### [Ne isteniyor]
Aşağıdaki kayıtlarda yer alan bütün satırları, tek harfini bile değiştirmeden aynen tekrar yaz.

### [Veri kayıtları]
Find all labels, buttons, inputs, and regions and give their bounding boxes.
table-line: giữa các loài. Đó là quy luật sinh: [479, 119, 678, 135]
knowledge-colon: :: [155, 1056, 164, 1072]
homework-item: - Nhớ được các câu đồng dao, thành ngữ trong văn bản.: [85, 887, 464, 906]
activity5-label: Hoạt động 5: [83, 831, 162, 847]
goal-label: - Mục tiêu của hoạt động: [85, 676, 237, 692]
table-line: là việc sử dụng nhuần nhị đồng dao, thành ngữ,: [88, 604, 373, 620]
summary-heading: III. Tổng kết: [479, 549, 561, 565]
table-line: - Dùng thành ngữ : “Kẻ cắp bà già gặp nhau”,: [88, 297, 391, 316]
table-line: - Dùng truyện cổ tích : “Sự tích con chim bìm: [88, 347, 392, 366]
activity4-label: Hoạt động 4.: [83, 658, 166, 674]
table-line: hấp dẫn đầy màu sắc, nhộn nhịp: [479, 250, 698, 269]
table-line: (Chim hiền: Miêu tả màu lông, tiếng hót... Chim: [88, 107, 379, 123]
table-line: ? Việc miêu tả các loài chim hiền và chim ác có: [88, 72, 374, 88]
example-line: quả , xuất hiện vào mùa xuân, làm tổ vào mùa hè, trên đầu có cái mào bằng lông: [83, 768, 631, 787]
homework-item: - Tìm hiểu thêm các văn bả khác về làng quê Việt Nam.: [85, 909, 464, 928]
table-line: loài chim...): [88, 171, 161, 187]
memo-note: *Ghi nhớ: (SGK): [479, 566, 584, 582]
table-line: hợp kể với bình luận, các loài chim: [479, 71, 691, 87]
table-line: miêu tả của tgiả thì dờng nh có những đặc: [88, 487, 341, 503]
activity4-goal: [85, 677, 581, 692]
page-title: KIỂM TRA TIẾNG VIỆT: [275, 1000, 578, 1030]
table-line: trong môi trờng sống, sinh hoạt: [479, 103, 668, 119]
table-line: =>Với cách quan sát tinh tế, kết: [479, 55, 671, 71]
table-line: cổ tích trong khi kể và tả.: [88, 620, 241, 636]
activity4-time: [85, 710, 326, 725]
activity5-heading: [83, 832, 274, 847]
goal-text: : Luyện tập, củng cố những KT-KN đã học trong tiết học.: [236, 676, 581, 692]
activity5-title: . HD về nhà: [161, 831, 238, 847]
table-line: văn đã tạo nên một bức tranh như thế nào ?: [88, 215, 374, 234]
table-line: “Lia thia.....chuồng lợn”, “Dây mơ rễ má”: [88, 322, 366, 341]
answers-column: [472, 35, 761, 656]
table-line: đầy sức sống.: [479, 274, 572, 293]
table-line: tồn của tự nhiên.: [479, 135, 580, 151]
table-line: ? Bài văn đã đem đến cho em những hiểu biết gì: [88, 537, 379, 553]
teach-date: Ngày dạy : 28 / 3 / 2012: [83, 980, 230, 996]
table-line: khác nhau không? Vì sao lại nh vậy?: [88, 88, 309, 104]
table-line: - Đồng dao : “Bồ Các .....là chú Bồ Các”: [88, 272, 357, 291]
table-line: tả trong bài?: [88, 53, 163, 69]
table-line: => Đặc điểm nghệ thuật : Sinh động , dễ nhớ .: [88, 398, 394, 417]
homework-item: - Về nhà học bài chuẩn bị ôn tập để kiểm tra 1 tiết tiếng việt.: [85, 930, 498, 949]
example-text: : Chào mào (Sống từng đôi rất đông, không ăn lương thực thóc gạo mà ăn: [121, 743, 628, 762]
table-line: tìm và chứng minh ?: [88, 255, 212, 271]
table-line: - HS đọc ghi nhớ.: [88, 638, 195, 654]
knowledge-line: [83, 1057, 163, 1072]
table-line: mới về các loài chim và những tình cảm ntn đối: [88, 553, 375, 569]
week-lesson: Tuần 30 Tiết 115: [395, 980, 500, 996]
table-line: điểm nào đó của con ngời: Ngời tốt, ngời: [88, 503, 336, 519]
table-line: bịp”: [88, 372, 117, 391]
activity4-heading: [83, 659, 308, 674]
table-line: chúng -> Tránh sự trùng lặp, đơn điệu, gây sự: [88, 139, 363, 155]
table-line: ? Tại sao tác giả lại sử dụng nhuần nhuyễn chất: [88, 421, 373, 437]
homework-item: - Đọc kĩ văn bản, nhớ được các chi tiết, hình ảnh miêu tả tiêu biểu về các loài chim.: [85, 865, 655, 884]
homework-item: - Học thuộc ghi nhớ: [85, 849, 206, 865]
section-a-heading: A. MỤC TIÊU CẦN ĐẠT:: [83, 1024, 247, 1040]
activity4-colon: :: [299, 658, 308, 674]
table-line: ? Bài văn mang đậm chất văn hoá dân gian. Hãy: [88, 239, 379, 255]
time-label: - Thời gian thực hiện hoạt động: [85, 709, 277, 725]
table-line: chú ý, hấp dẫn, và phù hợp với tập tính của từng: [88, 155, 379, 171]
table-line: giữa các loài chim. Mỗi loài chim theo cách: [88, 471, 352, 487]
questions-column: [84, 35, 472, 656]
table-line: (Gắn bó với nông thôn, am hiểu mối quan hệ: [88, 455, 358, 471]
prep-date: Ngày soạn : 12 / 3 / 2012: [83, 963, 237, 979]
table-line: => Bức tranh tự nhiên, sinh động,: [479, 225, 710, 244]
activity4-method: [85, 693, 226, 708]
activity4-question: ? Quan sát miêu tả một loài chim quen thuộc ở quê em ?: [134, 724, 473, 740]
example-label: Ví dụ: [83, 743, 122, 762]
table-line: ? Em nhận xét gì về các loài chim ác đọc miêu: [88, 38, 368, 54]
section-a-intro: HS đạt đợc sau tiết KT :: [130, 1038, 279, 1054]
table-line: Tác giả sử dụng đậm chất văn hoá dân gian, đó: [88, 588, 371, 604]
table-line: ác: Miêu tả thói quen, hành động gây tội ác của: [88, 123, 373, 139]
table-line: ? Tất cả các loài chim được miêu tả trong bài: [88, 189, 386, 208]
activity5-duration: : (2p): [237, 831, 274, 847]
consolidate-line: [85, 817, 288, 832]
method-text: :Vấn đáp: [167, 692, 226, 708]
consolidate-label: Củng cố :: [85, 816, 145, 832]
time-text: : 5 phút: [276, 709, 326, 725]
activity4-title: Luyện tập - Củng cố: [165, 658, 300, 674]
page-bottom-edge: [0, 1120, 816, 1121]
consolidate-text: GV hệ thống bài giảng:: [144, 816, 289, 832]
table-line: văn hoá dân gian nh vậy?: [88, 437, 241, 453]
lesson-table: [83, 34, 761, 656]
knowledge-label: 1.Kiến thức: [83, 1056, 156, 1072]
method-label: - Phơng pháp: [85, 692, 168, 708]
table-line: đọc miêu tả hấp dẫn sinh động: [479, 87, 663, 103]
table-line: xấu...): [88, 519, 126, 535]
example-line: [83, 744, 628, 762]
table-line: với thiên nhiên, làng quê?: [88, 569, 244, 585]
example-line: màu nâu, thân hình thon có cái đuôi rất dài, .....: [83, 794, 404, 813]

### [Bu görevin yanıtı]
Find all labels, buttons, inputs, and regions and give their bounding boxes.
table-line: giữa các loài. Đó là quy luật sinh: [479, 119, 678, 135]
knowledge-colon: :: [155, 1056, 164, 1072]
homework-item: - Nhớ được các câu đồng dao, thành ngữ trong văn bản.: [85, 887, 464, 906]
activity5-label: Hoạt động 5: [83, 831, 162, 847]
goal-label: - Mục tiêu của hoạt động: [85, 676, 237, 692]
table-line: là việc sử dụng nhuần nhị đồng dao, thành ngữ,: [88, 604, 373, 620]
summary-heading: III. Tổng kết: [479, 549, 561, 565]
table-line: - Dùng thành ngữ : “Kẻ cắp bà già gặp nhau”,: [88, 297, 391, 316]
table-line: - Dùng truyện cổ tích : “Sự tích con chim bìm: [88, 347, 392, 366]
activity4-label: Hoạt động 4.: [83, 658, 166, 674]
table-line: hấp dẫn đầy màu sắc, nhộn nhịp: [479, 250, 698, 269]
table-line: (Chim hiền: Miêu tả màu lông, tiếng hót... Chim: [88, 107, 379, 123]
table-line: ? Việc miêu tả các loài chim hiền và chim ác có: [88, 72, 374, 88]
example-line: quả , xuất hiện vào mùa xuân, làm tổ vào mùa hè, trên đầu có cái mào bằng lông: [83, 768, 631, 787]
homework-item: - Tìm hiểu thêm các văn bả khác về làng quê Việt Nam.: [85, 909, 464, 928]
table-line: loài chim...): [88, 171, 161, 187]
memo-note: *Ghi nhớ: (SGK): [479, 566, 584, 582]
table-line: hợp kể với bình luận, các loài chim: [479, 71, 691, 87]
table-line: miêu tả của tgiả thì dờng nh có những đặc: [88, 487, 341, 503]
activity4-goal: [85, 677, 581, 692]
page-title: KIỂM TRA TIẾNG VIỆT: [275, 1000, 578, 1030]
table-line: trong môi trờng sống, sinh hoạt: [479, 103, 668, 119]
table-line: =>Với cách quan sát tinh tế, kết: [479, 55, 671, 71]
table-line: cổ tích trong khi kể và tả.: [88, 620, 241, 636]
activity4-time: [85, 710, 326, 725]
activity5-heading: [83, 832, 274, 847]
goal-text: : Luyện tập, củng cố những KT-KN đã học trong tiết học.: [236, 676, 581, 692]
activity5-title: . HD về nhà: [161, 831, 238, 847]
table-line: văn đã tạo nên một bức tranh như thế nào ?: [88, 215, 374, 234]
table-line: “Lia thia.....chuồng lợn”, “Dây mơ rễ má”: [88, 322, 366, 341]
answers-column: [472, 35, 761, 656]
table-line: đầy sức sống.: [479, 274, 572, 293]
table-line: tồn của tự nhiên.: [479, 135, 580, 151]
table-line: ? Bài văn đã đem đến cho em những hiểu biết gì: [88, 537, 379, 553]
teach-date: Ngày dạy : 28 / 3 / 2012: [83, 980, 230, 996]
table-line: khác nhau không? Vì sao lại nh vậy?: [88, 88, 309, 104]
table-line: - Đồng dao : “Bồ Các .....là chú Bồ Các”: [88, 272, 357, 291]
table-line: tả trong bài?: [88, 53, 163, 69]
table-line: => Đặc điểm nghệ thuật : Sinh động , dễ nhớ .: [88, 398, 394, 417]
homework-item: - Về nhà học bài chuẩn bị ôn tập để kiểm tra 1 tiết tiếng việt.: [85, 930, 498, 949]
example-text: : Chào mào (Sống từng đôi rất đông, không ăn lương thực thóc gạo mà ăn: [121, 743, 628, 762]
table-line: tìm và chứng minh ?: [88, 255, 212, 271]
table-line: - HS đọc ghi nhớ.: [88, 638, 195, 654]
knowledge-line: [83, 1057, 163, 1072]
table-line: mới về các loài chim và những tình cảm ntn đối: [88, 553, 375, 569]
week-lesson: Tuần 30 Tiết 115: [395, 980, 500, 996]
table-line: điểm nào đó của con ngời: Ngời tốt, ngời: [88, 503, 336, 519]
table-line: bịp”: [88, 372, 117, 391]
activity4-heading: [83, 659, 308, 674]
table-line: chúng -> Tránh sự trùng lặp, đơn điệu, gây sự: [88, 139, 363, 155]
table-line: ? Tại sao tác giả lại sử dụng nhuần nhuyễn chất: [88, 421, 373, 437]
homework-item: - Đọc kĩ văn bản, nhớ được các chi tiết, hình ảnh miêu tả tiêu biểu về các loài chim.: [85, 865, 655, 884]
homework-item: - Học thuộc ghi nhớ: [85, 849, 206, 865]
section-a-heading: A. MỤC TIÊU CẦN ĐẠT:: [83, 1024, 247, 1040]
activity4-colon: :: [299, 658, 308, 674]
table-line: ? Bài văn mang đậm chất văn hoá dân gian. Hãy: [88, 239, 379, 255]
time-label: - Thời gian thực hiện hoạt động: [85, 709, 277, 725]
table-line: chú ý, hấp dẫn, và phù hợp với tập tính của từng: [88, 155, 379, 171]
table-line: giữa các loài chim. Mỗi loài chim theo cách: [88, 471, 352, 487]
questions-column: [84, 35, 472, 656]
table-line: (Gắn bó với nông thôn, am hiểu mối quan hệ: [88, 455, 358, 471]
prep-date: Ngày soạn : 12 / 3 / 2012: [83, 963, 237, 979]
table-line: => Bức tranh tự nhiên, sinh động,: [479, 225, 710, 244]
activity4-method: [85, 693, 226, 708]
activity4-question: ? Quan sát miêu tả một loài chim quen thuộc ở quê em ?: [134, 724, 473, 740]
example-label: Ví dụ: [83, 743, 122, 762]
table-line: ? Em nhận xét gì về các loài chim ác đọc miêu: [88, 38, 368, 54]
section-a-intro: HS đạt đợc sau tiết KT :: [130, 1038, 279, 1054]
table-line: Tác giả sử dụng đậm chất văn hoá dân gian, đó: [88, 588, 371, 604]
table-line: ác: Miêu tả thói quen, hành động gây tội ác của: [88, 123, 373, 139]
table-line: ? Tất cả các loài chim được miêu tả trong bài: [88, 189, 386, 208]
activity5-duration: : (2p): [237, 831, 274, 847]
consolidate-line: [85, 817, 288, 832]
method-text: :Vấn đáp: [167, 692, 226, 708]
consolidate-label: Củng cố :: [85, 816, 145, 832]
time-text: : 5 phút: [276, 709, 326, 725]
activity4-title: Luyện tập - Củng cố: [165, 658, 300, 674]
page-bottom-edge: [0, 1120, 816, 1121]
consolidate-text: GV hệ thống bài giảng:: [144, 816, 289, 832]
table-line: văn hoá dân gian nh vậy?: [88, 437, 241, 453]
lesson-table: [83, 34, 761, 656]
knowledge-label: 1.Kiến thức: [83, 1056, 156, 1072]
method-label: - Phơng pháp: [85, 692, 168, 708]
table-line: đọc miêu tả hấp dẫn sinh động: [479, 87, 663, 103]
table-line: xấu...): [88, 519, 126, 535]
example-line: [83, 744, 628, 762]
table-line: với thiên nhiên, làng quê?: [88, 569, 244, 585]
example-line: màu nâu, thân hình thon có cái đuôi rất dài, .....: [83, 794, 404, 813]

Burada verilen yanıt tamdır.